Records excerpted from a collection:

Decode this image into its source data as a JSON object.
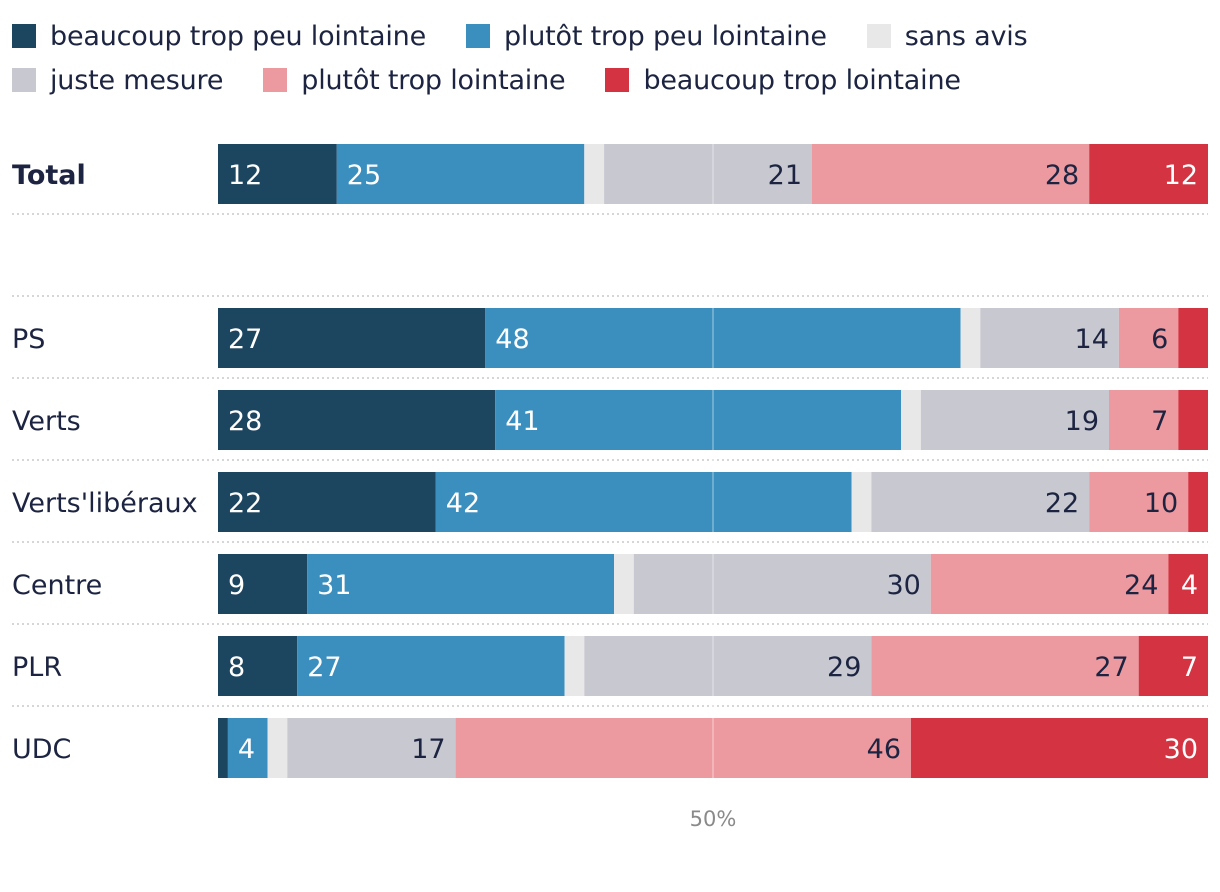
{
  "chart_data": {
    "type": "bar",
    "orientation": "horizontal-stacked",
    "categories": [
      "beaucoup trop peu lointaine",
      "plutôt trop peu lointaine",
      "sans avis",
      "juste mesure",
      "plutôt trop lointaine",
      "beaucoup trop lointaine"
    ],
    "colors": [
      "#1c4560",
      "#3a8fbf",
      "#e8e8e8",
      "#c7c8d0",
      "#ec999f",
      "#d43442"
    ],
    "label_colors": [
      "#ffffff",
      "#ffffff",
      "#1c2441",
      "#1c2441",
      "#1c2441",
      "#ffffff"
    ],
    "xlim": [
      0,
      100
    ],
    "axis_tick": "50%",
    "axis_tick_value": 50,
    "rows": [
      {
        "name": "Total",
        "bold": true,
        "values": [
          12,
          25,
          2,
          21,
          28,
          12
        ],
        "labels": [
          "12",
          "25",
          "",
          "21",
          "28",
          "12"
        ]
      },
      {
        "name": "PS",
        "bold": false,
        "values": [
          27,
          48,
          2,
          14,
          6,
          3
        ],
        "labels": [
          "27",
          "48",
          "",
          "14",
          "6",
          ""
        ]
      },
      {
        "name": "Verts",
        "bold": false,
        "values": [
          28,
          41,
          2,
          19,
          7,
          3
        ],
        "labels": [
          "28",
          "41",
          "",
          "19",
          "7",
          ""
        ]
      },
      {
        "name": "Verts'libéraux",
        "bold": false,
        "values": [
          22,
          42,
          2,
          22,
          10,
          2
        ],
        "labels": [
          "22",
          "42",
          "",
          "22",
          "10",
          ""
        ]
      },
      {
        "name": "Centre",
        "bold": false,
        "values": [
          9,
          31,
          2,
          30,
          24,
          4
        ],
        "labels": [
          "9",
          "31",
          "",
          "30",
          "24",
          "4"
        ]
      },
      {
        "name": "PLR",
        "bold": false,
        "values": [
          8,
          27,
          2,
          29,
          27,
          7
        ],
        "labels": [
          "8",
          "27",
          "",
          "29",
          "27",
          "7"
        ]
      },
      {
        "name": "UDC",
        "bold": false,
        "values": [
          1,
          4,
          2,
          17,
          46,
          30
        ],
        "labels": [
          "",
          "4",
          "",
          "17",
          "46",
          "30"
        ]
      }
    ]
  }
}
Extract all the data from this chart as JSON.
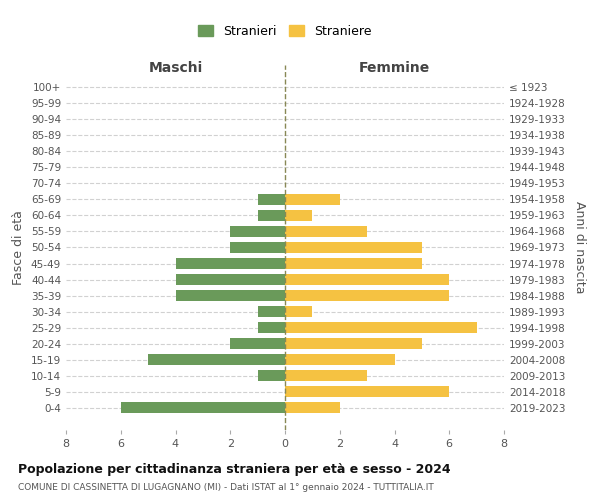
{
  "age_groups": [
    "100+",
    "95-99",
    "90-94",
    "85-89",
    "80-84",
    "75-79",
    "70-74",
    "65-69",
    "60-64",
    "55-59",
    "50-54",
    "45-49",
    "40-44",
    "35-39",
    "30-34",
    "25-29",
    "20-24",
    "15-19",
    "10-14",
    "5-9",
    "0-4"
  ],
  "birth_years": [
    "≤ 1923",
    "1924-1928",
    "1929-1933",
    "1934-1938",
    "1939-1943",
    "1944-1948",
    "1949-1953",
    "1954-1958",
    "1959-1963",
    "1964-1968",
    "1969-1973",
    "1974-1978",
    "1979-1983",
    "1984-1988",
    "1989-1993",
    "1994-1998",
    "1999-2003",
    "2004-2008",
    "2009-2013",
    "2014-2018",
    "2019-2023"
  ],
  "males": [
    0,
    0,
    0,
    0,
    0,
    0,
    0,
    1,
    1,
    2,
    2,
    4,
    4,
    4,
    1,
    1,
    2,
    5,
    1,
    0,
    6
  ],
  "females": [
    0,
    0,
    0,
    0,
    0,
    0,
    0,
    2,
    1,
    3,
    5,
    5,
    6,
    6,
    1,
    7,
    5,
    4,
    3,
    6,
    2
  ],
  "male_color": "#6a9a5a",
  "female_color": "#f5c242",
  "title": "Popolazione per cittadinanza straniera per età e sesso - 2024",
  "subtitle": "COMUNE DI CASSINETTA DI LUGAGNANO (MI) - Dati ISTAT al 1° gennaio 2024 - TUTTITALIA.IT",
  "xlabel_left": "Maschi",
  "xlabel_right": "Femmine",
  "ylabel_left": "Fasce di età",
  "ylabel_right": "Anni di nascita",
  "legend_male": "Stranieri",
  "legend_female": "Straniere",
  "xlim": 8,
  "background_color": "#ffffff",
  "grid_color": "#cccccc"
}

* * *

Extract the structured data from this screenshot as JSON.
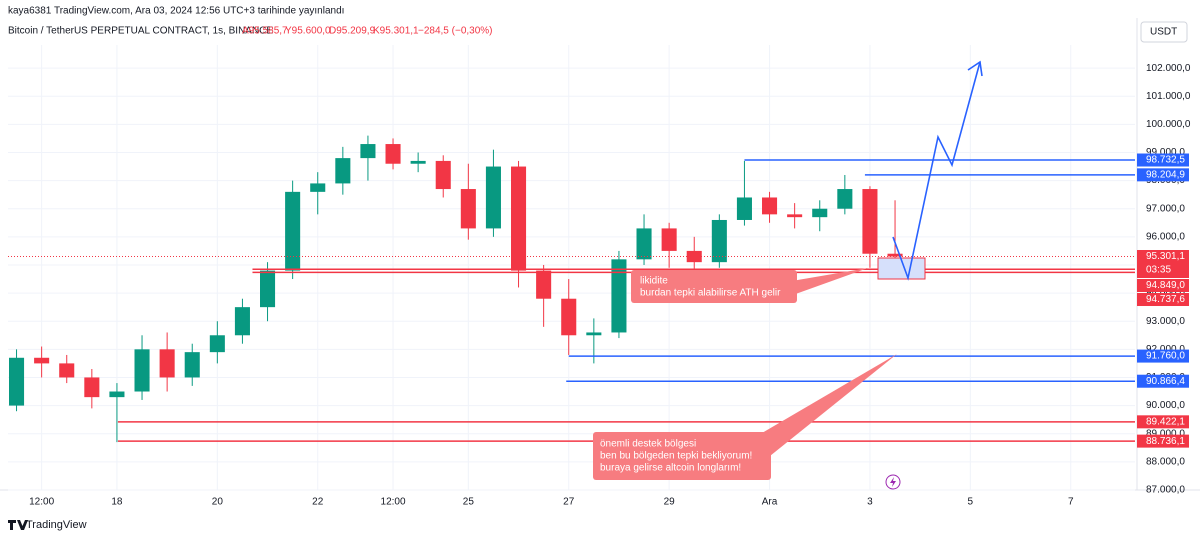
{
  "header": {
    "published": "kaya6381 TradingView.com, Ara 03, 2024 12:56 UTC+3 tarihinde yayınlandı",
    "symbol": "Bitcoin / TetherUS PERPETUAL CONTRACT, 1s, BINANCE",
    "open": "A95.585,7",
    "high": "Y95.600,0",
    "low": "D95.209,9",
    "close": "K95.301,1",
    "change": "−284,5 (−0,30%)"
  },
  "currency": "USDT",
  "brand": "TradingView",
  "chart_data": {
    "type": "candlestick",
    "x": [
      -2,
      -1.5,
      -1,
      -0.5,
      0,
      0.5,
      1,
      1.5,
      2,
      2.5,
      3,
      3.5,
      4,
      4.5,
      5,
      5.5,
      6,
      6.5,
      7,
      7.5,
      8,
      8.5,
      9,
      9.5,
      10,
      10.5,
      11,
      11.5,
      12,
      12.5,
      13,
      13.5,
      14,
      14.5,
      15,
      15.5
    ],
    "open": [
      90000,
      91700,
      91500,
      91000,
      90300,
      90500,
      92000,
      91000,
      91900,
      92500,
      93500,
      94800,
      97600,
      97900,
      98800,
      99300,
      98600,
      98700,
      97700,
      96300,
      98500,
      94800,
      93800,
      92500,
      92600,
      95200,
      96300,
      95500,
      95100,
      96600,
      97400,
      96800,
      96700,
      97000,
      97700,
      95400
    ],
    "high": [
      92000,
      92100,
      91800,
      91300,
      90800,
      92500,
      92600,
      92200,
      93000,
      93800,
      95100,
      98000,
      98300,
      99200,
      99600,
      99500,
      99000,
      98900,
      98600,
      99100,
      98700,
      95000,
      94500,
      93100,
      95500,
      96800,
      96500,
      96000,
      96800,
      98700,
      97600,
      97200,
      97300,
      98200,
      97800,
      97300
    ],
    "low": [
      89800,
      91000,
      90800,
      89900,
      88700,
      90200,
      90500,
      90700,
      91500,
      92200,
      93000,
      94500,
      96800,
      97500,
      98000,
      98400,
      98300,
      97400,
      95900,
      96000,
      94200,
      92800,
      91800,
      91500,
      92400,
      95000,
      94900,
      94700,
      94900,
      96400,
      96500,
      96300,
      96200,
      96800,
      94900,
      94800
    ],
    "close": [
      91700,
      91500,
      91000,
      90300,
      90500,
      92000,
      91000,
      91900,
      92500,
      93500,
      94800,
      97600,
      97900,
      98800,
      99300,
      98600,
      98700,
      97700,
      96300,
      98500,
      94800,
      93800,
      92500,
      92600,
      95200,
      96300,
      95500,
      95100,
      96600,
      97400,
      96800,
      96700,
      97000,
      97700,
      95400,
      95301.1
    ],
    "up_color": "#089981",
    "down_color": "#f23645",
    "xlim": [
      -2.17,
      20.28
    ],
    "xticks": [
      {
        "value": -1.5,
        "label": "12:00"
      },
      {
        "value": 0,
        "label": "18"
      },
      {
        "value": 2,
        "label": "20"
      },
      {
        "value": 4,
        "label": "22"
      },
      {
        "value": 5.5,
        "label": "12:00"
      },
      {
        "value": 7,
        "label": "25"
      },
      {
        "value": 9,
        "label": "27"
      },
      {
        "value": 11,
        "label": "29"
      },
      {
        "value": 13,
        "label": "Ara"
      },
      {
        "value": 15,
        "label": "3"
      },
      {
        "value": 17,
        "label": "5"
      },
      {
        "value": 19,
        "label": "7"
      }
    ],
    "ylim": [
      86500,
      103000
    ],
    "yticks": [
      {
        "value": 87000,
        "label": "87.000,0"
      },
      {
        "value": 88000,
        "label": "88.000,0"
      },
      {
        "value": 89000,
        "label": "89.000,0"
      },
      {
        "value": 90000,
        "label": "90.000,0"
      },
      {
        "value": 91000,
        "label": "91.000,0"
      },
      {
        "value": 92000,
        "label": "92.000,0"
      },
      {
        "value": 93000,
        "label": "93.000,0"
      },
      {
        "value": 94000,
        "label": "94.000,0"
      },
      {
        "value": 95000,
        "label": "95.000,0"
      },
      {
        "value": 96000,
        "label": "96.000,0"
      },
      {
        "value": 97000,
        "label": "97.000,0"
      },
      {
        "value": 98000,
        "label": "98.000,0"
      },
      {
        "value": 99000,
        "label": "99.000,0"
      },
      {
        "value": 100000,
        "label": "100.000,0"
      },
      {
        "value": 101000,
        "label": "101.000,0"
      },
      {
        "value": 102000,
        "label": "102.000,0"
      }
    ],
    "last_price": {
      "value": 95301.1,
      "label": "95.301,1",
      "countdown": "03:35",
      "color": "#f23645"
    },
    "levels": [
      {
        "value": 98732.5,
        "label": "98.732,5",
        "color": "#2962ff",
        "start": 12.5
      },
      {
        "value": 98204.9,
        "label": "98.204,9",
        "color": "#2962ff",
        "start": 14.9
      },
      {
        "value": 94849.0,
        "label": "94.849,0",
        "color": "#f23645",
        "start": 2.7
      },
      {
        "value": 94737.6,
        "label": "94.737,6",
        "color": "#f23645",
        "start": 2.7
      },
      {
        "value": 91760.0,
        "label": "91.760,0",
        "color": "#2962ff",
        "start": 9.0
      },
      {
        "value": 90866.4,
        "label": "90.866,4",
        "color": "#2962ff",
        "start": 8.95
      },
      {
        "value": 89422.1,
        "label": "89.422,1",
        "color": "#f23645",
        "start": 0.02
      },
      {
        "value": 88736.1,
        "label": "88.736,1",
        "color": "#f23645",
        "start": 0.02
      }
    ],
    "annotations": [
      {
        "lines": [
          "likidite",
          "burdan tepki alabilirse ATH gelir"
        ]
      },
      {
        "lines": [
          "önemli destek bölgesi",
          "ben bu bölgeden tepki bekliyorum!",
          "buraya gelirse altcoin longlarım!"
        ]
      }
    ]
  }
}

--

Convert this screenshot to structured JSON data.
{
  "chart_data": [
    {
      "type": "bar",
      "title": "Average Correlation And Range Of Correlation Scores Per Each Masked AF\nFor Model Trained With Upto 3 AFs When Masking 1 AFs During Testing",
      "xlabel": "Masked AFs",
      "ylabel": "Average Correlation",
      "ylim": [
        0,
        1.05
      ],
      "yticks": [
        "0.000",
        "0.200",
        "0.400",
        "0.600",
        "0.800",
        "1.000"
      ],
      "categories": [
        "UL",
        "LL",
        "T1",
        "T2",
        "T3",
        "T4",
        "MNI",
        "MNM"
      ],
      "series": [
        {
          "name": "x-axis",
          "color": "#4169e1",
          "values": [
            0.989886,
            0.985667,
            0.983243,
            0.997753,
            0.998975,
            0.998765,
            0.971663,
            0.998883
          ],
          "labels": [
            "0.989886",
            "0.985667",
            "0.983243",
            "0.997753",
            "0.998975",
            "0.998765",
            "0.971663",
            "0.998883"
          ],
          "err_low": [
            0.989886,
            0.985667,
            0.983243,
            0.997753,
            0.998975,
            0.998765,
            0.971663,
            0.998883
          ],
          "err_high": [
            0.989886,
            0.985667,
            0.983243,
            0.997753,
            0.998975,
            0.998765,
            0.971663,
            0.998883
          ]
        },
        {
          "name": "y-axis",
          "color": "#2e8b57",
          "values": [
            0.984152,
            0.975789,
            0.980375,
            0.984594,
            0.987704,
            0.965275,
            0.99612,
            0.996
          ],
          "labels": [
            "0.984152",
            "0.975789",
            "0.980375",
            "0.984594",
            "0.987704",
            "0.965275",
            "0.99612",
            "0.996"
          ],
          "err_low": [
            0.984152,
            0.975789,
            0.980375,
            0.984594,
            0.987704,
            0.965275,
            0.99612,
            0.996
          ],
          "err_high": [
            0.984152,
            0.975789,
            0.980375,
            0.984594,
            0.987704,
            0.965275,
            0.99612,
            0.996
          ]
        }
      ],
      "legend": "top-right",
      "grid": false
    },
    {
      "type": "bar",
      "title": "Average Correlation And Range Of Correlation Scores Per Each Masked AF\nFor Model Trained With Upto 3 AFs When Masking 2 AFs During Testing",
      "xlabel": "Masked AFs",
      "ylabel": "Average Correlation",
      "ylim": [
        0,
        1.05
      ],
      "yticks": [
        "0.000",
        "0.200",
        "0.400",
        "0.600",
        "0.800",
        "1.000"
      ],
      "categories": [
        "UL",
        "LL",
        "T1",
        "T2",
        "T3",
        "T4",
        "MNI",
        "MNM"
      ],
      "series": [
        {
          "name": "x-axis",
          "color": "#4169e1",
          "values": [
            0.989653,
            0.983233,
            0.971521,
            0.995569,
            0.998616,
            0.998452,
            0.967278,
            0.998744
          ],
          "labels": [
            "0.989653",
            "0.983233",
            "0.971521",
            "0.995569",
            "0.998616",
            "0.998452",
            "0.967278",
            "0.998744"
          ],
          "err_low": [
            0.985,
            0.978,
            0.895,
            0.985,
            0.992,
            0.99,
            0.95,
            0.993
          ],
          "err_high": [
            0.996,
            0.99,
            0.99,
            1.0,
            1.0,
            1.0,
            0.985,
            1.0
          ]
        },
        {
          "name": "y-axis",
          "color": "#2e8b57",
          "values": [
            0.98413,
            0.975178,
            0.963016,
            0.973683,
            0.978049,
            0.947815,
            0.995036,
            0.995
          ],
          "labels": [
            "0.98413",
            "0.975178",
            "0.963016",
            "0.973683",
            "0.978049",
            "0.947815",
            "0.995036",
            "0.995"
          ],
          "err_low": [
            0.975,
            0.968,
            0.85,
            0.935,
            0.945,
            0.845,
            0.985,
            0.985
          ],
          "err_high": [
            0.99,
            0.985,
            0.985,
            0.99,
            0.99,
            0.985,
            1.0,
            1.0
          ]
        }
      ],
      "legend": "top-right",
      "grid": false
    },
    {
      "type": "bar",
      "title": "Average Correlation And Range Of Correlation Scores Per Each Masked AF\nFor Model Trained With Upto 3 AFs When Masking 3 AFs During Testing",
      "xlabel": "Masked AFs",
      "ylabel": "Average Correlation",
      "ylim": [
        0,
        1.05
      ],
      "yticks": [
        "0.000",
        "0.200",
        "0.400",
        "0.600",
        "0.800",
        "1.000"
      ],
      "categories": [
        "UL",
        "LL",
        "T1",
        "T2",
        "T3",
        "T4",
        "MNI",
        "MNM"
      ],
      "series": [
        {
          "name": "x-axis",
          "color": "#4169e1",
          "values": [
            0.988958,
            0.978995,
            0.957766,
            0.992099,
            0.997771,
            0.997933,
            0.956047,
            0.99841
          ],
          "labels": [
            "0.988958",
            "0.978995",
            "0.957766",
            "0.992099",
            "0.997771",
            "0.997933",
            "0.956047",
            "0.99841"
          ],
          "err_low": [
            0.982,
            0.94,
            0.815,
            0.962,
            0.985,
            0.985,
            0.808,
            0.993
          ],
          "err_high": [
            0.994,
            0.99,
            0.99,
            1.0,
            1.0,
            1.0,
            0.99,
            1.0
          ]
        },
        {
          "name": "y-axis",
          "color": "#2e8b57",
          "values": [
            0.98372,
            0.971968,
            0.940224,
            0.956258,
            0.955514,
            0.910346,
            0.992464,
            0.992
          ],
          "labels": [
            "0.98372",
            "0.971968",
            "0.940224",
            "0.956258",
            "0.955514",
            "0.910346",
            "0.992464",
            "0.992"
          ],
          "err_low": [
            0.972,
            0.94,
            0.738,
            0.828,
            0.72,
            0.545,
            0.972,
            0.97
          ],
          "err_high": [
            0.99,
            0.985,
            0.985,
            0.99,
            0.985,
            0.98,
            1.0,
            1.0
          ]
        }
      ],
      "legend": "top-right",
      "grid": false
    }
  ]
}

*TASK TO COMPLETE*.
Collect every line from the records above that contains the word "trop".

*ANSWER TO THIS PROBLEM*.
      "beaucoup trop peu lointaine",
      "plutôt trop peu lointaine",
      "plutôt trop lointaine",
      "beaucoup trop lointaine"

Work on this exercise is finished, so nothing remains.